## Your objective
Of the lines listed below, how many contain the string "this"? Answer with the number alone.

## Supplied material
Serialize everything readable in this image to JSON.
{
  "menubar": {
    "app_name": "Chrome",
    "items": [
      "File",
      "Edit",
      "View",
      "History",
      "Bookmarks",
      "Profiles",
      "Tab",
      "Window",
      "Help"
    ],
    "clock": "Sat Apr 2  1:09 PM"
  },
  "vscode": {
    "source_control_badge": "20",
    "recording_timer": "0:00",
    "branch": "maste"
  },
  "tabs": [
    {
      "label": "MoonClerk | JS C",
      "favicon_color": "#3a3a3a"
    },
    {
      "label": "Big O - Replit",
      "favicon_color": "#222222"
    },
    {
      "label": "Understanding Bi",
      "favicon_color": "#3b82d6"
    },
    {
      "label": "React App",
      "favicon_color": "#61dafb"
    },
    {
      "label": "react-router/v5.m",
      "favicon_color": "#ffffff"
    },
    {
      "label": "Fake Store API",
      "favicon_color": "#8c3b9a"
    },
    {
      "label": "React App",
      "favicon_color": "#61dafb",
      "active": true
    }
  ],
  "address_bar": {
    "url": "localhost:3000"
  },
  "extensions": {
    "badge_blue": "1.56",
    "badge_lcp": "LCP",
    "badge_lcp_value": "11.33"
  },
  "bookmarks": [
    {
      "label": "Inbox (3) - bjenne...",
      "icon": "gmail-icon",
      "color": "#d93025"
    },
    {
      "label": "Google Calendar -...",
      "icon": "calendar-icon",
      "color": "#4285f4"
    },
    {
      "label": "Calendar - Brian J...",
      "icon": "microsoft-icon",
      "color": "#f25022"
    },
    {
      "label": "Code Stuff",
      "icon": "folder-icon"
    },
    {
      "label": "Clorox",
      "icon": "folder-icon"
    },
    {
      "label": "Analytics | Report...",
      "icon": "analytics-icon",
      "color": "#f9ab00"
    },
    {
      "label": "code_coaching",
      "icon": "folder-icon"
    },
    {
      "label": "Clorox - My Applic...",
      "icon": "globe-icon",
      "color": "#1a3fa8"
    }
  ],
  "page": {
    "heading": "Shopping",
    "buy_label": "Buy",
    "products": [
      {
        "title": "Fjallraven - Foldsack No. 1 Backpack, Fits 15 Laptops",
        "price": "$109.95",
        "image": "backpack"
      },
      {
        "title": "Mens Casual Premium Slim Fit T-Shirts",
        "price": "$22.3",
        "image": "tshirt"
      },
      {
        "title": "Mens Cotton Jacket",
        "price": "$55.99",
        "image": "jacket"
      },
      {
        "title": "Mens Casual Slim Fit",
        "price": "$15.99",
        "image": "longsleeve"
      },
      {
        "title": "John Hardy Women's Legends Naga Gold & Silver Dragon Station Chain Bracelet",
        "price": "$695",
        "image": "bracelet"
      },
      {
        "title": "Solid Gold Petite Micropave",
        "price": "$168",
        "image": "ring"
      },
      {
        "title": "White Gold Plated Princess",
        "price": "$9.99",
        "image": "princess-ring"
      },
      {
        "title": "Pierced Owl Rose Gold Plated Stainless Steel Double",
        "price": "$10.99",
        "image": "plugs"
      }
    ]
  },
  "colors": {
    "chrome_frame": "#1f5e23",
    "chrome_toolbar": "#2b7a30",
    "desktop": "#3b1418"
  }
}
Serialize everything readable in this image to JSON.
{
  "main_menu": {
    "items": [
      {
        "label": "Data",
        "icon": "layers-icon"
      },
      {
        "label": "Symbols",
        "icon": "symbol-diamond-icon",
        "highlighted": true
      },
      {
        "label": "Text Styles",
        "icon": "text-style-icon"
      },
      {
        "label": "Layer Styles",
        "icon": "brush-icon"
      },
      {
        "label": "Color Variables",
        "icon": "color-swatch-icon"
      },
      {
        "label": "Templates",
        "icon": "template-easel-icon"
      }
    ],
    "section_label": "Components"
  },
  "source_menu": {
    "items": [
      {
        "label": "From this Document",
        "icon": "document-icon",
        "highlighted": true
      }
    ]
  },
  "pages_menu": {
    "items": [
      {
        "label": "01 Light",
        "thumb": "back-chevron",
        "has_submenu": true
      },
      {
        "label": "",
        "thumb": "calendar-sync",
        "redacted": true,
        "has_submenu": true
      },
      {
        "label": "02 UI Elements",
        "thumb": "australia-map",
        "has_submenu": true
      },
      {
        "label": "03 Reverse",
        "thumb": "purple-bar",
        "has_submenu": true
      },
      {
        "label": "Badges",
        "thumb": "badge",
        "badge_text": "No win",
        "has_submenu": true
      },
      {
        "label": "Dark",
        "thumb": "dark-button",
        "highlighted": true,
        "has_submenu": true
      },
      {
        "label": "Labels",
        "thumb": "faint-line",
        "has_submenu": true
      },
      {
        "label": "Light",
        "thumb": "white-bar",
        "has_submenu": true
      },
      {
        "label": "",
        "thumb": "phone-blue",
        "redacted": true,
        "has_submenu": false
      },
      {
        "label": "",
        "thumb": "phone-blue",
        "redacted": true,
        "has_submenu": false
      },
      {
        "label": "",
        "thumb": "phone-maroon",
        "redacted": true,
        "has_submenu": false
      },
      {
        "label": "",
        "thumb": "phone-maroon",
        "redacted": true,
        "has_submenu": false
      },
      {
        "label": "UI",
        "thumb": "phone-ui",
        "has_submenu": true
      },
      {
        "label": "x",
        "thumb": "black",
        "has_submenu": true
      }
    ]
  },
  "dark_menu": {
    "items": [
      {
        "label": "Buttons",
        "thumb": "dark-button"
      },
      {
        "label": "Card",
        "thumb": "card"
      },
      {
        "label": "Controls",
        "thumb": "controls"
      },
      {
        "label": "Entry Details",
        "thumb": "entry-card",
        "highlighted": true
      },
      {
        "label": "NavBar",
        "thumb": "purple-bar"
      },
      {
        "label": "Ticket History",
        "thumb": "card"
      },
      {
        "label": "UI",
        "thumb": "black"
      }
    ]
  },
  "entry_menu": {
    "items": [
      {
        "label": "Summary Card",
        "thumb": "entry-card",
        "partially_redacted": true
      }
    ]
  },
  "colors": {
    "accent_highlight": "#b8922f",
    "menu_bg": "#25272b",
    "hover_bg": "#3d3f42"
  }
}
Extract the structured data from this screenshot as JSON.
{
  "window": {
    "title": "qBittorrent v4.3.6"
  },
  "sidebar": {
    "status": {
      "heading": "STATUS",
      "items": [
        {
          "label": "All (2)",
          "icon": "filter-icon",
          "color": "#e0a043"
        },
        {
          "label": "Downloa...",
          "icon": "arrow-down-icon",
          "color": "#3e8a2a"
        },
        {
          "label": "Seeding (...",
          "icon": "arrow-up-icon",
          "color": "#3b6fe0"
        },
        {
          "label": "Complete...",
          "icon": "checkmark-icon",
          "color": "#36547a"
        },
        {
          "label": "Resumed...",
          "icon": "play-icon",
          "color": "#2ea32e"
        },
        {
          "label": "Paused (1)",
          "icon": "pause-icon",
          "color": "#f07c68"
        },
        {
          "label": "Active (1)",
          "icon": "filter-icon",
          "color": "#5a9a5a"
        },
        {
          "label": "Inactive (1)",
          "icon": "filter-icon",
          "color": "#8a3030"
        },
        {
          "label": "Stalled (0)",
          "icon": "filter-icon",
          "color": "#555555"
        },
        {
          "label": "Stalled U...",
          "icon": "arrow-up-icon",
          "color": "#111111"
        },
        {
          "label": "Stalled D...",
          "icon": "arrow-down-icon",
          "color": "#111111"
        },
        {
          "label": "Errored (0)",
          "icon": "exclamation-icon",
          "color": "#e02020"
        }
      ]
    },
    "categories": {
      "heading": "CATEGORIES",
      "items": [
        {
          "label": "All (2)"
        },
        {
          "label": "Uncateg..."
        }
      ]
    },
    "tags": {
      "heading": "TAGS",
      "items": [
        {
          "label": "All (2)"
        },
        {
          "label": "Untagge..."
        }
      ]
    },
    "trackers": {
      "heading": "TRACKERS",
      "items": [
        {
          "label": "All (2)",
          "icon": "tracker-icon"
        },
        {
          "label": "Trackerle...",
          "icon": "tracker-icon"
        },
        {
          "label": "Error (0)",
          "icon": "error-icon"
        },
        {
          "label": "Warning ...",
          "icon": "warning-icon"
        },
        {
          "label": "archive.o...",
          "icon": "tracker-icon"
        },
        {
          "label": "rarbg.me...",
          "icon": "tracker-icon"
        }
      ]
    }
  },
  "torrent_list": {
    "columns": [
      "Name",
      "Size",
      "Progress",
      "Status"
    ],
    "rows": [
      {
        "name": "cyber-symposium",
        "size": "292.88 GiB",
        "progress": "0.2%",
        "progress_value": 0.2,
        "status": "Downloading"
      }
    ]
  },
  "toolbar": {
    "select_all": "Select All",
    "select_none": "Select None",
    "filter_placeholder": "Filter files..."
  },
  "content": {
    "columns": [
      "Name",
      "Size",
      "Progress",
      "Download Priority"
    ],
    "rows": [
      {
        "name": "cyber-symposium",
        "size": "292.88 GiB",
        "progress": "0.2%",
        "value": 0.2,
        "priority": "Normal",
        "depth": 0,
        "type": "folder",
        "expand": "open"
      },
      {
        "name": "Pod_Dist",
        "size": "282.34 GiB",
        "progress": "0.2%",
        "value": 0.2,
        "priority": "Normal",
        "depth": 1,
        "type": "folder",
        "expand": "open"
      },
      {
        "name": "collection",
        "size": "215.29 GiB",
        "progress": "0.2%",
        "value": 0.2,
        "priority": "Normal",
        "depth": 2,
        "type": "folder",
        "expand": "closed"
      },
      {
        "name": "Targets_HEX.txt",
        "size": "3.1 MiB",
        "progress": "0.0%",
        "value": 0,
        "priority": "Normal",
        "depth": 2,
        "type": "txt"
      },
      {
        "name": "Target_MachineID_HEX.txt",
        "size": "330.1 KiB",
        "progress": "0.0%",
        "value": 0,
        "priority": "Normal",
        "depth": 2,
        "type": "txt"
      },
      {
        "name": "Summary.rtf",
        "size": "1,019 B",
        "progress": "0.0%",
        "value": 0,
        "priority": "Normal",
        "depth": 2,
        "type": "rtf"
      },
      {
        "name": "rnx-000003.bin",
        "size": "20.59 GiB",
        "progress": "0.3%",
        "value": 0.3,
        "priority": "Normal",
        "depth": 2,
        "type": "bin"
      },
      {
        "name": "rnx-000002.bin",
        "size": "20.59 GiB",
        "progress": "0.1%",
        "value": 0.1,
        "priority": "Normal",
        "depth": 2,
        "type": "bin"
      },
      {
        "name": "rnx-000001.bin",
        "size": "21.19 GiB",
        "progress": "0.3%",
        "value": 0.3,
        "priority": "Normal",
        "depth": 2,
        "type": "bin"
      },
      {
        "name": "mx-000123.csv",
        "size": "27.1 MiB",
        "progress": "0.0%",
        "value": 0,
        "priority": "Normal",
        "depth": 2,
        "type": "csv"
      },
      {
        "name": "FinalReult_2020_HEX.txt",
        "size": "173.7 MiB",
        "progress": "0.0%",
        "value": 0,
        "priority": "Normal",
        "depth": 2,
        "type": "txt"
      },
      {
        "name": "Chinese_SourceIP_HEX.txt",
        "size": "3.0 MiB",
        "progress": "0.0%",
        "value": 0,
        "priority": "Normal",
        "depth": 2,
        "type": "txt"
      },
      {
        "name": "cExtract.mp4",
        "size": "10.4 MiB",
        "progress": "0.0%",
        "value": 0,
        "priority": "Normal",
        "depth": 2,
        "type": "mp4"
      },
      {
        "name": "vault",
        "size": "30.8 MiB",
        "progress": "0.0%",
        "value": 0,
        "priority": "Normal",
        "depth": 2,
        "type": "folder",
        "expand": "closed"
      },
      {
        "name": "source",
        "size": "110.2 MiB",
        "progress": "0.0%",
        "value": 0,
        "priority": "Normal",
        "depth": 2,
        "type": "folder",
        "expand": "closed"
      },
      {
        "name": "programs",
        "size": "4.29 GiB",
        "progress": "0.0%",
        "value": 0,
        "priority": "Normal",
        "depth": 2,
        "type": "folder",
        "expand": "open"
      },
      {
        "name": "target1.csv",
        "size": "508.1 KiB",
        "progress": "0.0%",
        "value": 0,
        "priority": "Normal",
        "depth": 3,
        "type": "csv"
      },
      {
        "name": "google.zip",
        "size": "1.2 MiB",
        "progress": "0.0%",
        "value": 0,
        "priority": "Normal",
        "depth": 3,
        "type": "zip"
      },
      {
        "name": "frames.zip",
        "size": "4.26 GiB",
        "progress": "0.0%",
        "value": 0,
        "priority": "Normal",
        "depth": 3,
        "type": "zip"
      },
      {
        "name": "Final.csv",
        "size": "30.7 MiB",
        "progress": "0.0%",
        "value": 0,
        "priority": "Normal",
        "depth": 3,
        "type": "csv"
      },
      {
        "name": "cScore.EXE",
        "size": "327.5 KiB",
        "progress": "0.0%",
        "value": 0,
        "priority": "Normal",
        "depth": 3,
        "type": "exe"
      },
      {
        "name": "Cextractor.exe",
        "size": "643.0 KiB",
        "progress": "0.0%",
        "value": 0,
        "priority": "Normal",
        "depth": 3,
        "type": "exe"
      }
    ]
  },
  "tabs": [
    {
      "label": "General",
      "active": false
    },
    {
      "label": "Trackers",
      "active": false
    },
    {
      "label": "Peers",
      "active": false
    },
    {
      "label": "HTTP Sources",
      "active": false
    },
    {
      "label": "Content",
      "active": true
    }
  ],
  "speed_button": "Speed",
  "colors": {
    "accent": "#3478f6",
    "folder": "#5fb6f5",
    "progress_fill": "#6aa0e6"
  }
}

## The output
4